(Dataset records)

+ + + +

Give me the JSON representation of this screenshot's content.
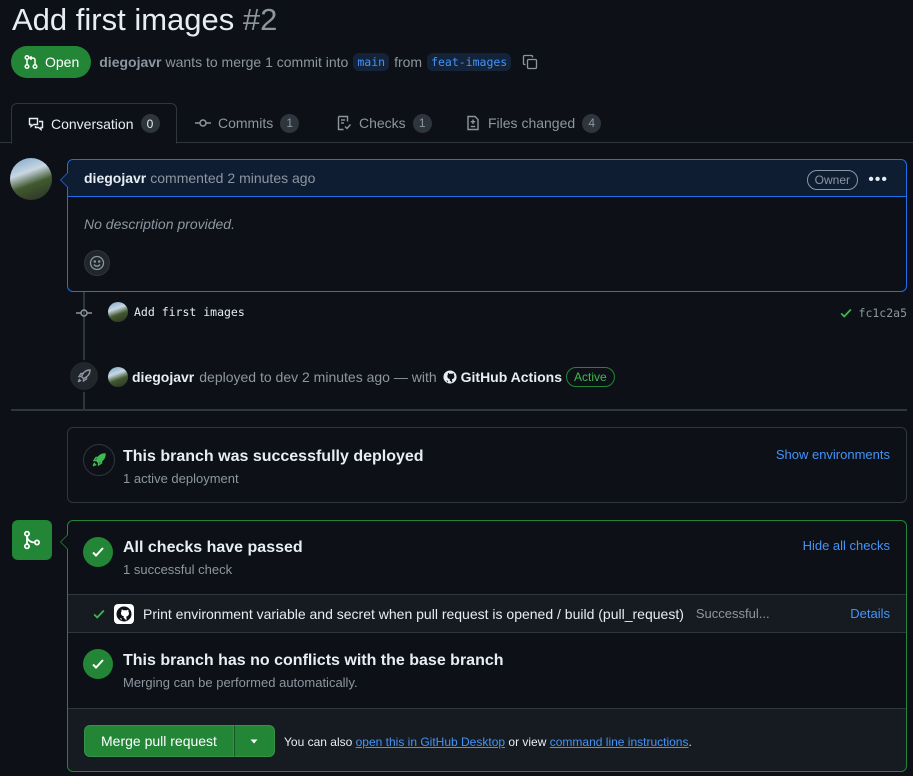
{
  "pr": {
    "title": "Add first images",
    "number": "#2",
    "state": "Open",
    "author": "diegojavr",
    "summary_mid": "wants to merge 1 commit into",
    "base_branch": "main",
    "from_word": "from",
    "head_branch": "feat-images"
  },
  "tabs": [
    {
      "label": "Conversation",
      "count": "0",
      "icon": "comment-discussion-icon"
    },
    {
      "label": "Commits",
      "count": "1",
      "icon": "git-commit-icon"
    },
    {
      "label": "Checks",
      "count": "1",
      "icon": "checklist-icon"
    },
    {
      "label": "Files changed",
      "count": "4",
      "icon": "file-diff-icon"
    }
  ],
  "comment": {
    "author": "diegojavr",
    "action": "commented",
    "time": "2 minutes ago",
    "role": "Owner",
    "body": "No description provided."
  },
  "commit_event": {
    "message": "Add first images",
    "sha": "fc1c2a5"
  },
  "deploy_event": {
    "user": "diegojavr",
    "text": "deployed to dev 2 minutes ago — with",
    "app": "GitHub Actions",
    "badge": "Active"
  },
  "deployment_box": {
    "title": "This branch was successfully deployed",
    "subtitle": "1 active deployment",
    "link": "Show environments"
  },
  "checks": {
    "title": "All checks have passed",
    "subtitle": "1 successful check",
    "toggle_link": "Hide all checks",
    "items": [
      {
        "name": "Print environment variable and secret when pull request is opened / build (pull_request)",
        "status": "Successful...",
        "details": "Details"
      }
    ]
  },
  "conflicts": {
    "title": "This branch has no conflicts with the base branch",
    "subtitle": "Merging can be performed automatically."
  },
  "merge": {
    "button": "Merge pull request",
    "also_prefix": "You can also",
    "desktop_link": "open this in GitHub Desktop",
    "or_view": "or view",
    "cli_link": "command line instructions",
    "suffix": "."
  },
  "colors": {
    "accent_green": "#238636",
    "link_blue": "#4493f8",
    "background": "#0d1117"
  }
}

+ + + +

Your instructions: Using the data above, print every line exactly, omitting pictures.

Expected output:
Give me the JSON representation of this screenshot's content.
{
  "pr": {
    "title": "Add first images",
    "number": "#2",
    "state": "Open",
    "author": "diegojavr",
    "summary_mid": "wants to merge 1 commit into",
    "base_branch": "main",
    "from_word": "from",
    "head_branch": "feat-images"
  },
  "tabs": [
    {
      "label": "Conversation",
      "count": "0",
      "icon": "comment-discussion-icon"
    },
    {
      "label": "Commits",
      "count": "1",
      "icon": "git-commit-icon"
    },
    {
      "label": "Checks",
      "count": "1",
      "icon": "checklist-icon"
    },
    {
      "label": "Files changed",
      "count": "4",
      "icon": "file-diff-icon"
    }
  ],
  "comment": {
    "author": "diegojavr",
    "action": "commented",
    "time": "2 minutes ago",
    "role": "Owner",
    "body": "No description provided."
  },
  "commit_event": {
    "message": "Add first images",
    "sha": "fc1c2a5"
  },
  "deploy_event": {
    "user": "diegojavr",
    "text": "deployed to dev 2 minutes ago — with",
    "app": "GitHub Actions",
    "badge": "Active"
  },
  "deployment_box": {
    "title": "This branch was successfully deployed",
    "subtitle": "1 active deployment",
    "link": "Show environments"
  },
  "checks": {
    "title": "All checks have passed",
    "subtitle": "1 successful check",
    "toggle_link": "Hide all checks",
    "items": [
      {
        "name": "Print environment variable and secret when pull request is opened / build (pull_request)",
        "status": "Successful...",
        "details": "Details"
      }
    ]
  },
  "conflicts": {
    "title": "This branch has no conflicts with the base branch",
    "subtitle": "Merging can be performed automatically."
  },
  "merge": {
    "button": "Merge pull request",
    "also_prefix": "You can also",
    "desktop_link": "open this in GitHub Desktop",
    "or_view": "or view",
    "cli_link": "command line instructions",
    "suffix": "."
  },
  "colors": {
    "accent_green": "#238636",
    "link_blue": "#4493f8",
    "background": "#0d1117"
  }
}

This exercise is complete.